-- begin --

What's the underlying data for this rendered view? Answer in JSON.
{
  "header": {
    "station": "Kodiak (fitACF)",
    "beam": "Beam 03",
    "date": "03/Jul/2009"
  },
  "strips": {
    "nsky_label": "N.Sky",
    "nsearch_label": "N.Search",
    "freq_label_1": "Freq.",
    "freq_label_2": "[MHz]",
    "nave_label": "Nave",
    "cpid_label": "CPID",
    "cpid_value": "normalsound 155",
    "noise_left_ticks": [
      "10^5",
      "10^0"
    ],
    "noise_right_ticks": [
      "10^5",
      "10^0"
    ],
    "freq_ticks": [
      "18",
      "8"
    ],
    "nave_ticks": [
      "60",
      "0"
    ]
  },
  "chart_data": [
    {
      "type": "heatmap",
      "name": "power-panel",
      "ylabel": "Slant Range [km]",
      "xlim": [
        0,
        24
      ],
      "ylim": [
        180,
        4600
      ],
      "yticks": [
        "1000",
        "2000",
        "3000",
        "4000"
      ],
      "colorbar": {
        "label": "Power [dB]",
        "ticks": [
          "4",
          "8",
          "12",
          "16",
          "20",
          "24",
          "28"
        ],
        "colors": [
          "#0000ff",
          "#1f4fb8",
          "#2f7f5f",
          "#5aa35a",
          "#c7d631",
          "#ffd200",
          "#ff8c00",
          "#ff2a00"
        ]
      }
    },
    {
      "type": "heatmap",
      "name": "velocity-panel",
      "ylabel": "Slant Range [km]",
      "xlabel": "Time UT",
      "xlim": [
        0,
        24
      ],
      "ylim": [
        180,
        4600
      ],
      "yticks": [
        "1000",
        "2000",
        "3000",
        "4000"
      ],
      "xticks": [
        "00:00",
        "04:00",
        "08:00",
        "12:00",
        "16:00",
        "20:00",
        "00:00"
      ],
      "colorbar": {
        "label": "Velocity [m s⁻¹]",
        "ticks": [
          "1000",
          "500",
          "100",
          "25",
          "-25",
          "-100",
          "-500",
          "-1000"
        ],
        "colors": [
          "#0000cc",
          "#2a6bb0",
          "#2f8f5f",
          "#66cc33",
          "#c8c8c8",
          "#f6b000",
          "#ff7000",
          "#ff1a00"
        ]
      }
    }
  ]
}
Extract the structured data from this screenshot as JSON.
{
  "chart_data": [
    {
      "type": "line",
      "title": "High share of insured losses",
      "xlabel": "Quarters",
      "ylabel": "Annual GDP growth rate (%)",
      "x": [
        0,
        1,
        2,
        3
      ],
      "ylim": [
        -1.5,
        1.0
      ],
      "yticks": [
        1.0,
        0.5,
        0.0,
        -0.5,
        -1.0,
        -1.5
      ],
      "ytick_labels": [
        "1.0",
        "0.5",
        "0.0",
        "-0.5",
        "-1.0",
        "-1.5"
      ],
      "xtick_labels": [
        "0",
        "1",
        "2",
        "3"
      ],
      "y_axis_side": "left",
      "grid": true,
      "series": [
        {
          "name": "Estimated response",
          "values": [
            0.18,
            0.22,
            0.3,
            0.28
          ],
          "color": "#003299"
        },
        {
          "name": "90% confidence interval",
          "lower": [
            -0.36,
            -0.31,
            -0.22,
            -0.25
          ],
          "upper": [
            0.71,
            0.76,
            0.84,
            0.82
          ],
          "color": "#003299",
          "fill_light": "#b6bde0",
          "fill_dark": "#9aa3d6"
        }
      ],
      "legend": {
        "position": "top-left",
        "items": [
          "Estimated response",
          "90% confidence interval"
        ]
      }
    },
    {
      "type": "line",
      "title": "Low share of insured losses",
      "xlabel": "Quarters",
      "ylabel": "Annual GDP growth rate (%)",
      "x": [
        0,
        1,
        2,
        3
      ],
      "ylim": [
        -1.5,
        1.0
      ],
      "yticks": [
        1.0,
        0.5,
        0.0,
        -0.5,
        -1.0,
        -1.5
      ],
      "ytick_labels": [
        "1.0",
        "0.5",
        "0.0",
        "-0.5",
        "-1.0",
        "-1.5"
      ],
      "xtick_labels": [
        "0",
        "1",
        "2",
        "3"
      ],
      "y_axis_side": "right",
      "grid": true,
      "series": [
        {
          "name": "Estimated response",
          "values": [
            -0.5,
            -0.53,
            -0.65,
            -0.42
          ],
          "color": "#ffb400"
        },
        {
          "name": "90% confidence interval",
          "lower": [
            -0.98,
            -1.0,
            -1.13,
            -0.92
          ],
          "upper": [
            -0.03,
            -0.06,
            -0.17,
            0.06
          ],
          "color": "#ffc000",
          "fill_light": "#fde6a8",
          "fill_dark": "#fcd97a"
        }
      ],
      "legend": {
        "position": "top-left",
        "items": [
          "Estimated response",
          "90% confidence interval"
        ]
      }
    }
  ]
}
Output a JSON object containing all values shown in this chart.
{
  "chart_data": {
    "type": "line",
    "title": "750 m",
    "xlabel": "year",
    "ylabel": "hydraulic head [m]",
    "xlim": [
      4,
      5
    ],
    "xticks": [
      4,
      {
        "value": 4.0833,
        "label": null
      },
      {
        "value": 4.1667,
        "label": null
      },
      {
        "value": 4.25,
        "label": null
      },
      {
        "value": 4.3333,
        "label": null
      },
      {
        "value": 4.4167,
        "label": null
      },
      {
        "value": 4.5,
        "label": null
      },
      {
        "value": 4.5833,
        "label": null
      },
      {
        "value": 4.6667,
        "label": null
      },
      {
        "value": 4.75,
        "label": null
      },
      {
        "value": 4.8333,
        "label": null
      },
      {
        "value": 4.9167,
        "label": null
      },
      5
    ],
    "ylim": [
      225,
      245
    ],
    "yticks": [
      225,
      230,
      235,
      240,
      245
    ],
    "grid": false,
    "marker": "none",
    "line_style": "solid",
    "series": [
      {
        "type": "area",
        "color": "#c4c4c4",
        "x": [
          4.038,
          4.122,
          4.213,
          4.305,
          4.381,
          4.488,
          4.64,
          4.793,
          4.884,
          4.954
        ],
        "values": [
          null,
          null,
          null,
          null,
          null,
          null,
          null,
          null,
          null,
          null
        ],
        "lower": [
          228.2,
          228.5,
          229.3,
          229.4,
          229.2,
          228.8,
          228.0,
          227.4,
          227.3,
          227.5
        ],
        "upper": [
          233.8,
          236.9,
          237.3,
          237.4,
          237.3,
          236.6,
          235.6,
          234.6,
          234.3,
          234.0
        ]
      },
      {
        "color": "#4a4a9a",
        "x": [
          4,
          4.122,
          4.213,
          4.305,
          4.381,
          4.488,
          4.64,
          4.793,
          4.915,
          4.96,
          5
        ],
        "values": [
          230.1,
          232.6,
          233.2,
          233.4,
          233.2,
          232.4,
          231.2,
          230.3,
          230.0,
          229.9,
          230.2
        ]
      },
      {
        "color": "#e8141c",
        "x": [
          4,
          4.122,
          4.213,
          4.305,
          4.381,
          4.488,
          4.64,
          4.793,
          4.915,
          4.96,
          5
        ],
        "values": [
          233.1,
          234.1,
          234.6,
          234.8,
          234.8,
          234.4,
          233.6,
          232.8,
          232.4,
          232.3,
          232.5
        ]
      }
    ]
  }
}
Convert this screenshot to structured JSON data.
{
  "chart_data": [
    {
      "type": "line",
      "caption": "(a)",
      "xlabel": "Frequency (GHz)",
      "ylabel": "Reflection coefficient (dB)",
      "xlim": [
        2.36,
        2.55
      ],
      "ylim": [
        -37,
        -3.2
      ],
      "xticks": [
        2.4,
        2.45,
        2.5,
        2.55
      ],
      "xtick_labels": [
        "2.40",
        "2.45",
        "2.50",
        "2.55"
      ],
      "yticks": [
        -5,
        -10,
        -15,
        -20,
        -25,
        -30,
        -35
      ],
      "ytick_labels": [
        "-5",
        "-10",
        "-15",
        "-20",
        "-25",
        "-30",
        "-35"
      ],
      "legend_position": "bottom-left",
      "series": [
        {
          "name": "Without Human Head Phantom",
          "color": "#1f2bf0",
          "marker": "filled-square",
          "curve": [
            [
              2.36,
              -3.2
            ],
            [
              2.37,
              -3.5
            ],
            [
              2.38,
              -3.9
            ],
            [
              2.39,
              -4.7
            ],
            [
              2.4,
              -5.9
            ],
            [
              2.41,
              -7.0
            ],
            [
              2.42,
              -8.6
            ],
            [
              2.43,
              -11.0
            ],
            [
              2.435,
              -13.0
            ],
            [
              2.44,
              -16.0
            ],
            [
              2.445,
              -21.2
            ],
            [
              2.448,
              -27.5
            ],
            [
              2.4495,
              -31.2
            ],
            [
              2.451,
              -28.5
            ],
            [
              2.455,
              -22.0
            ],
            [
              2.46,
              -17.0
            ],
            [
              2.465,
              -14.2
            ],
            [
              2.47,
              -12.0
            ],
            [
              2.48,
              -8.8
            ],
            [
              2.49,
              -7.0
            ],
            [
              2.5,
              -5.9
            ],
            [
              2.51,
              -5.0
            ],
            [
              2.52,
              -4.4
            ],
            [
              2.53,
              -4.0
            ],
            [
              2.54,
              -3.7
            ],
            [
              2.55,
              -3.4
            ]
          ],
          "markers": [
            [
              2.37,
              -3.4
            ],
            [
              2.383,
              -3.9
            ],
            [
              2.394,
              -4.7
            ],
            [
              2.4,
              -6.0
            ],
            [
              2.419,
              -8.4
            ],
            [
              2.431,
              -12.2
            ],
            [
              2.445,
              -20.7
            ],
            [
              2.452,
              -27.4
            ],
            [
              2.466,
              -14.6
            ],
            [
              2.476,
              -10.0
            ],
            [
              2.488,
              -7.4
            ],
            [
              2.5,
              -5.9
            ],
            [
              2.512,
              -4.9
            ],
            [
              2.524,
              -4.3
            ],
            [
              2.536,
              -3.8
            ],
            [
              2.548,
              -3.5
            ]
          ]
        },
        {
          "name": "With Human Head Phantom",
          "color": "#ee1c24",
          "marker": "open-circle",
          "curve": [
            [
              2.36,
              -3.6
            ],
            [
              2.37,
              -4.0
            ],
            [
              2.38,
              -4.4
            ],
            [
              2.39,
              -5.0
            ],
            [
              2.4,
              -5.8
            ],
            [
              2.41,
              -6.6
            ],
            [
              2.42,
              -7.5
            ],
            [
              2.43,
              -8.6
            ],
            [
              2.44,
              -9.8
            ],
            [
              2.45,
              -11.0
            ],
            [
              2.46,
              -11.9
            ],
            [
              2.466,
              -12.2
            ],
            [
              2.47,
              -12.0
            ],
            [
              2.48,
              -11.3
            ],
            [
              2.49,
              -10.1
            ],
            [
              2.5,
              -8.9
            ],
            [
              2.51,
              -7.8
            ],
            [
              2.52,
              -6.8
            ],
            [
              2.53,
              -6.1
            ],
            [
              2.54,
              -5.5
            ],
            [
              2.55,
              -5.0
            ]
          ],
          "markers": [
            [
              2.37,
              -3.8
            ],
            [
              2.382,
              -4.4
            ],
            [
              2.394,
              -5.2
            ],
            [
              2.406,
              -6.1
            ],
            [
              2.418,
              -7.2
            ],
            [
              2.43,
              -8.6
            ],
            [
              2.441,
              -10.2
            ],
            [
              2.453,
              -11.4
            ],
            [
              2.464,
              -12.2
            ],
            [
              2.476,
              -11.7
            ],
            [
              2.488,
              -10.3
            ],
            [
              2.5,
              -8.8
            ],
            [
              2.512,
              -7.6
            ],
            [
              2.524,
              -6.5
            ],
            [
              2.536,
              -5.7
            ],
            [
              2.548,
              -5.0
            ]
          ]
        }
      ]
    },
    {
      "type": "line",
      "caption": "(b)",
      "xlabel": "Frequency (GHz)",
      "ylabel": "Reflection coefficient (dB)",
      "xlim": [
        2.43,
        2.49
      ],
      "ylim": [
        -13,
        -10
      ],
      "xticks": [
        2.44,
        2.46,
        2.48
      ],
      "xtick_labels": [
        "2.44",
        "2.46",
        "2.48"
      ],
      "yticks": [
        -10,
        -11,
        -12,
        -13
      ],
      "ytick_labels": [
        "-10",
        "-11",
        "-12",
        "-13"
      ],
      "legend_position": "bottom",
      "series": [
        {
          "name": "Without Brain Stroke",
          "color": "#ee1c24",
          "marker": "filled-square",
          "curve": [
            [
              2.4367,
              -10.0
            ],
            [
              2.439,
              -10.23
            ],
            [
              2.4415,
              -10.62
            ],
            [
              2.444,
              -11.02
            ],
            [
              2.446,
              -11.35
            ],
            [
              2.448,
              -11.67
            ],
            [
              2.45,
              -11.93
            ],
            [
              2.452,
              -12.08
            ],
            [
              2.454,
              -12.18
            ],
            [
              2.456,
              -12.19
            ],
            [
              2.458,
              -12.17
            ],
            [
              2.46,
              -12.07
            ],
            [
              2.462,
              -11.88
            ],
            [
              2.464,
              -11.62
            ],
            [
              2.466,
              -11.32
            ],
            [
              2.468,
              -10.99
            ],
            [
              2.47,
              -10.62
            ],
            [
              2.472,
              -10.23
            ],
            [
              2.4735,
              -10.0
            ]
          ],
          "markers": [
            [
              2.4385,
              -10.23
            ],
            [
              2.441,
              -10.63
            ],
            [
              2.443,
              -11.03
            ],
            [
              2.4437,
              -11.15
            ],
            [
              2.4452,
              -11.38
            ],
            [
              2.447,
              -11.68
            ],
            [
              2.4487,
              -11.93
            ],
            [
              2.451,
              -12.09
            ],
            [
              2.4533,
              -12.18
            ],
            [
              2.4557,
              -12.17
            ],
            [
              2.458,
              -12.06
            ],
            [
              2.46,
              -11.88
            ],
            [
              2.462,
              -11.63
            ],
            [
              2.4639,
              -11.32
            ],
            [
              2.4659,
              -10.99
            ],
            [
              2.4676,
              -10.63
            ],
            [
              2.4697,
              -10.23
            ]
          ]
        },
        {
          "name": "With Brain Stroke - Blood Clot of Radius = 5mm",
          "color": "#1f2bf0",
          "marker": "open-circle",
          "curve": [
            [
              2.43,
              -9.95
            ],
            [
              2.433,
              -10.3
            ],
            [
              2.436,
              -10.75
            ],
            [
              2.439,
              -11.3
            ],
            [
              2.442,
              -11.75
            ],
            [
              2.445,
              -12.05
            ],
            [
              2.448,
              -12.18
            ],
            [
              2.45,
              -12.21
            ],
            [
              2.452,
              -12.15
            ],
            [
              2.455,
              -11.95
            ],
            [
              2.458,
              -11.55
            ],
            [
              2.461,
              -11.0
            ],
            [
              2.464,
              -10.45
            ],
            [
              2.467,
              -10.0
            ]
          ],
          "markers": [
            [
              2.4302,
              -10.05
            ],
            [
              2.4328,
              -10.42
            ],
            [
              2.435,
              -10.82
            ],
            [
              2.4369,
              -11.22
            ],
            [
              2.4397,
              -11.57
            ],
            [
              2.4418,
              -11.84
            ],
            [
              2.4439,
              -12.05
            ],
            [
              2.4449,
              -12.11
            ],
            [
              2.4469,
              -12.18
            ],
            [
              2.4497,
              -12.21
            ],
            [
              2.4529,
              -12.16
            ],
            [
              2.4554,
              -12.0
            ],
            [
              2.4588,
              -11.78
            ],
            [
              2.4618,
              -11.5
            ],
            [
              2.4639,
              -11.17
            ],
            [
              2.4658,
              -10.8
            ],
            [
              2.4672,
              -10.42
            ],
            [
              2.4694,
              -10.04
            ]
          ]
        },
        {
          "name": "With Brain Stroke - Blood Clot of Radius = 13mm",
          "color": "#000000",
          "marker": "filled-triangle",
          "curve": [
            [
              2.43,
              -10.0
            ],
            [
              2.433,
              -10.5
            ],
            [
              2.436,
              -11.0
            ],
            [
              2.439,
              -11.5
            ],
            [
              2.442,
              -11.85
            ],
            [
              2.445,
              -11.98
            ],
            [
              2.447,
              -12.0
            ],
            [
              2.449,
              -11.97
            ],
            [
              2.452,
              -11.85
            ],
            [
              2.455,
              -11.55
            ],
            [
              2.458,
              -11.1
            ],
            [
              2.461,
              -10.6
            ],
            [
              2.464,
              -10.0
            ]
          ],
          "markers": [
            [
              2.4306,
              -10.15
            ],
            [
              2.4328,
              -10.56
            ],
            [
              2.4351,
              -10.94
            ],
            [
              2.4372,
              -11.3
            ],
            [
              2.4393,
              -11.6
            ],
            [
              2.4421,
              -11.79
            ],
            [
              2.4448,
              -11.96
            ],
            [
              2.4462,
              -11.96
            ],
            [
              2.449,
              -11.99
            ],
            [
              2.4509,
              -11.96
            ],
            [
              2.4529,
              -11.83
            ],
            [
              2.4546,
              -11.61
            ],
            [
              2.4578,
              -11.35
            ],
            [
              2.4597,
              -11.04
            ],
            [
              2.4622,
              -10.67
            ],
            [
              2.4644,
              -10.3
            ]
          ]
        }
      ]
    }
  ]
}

-- end --

# Problem requirements
State, as a number only, how many lines in the entries include "losses".

# Exercise output
2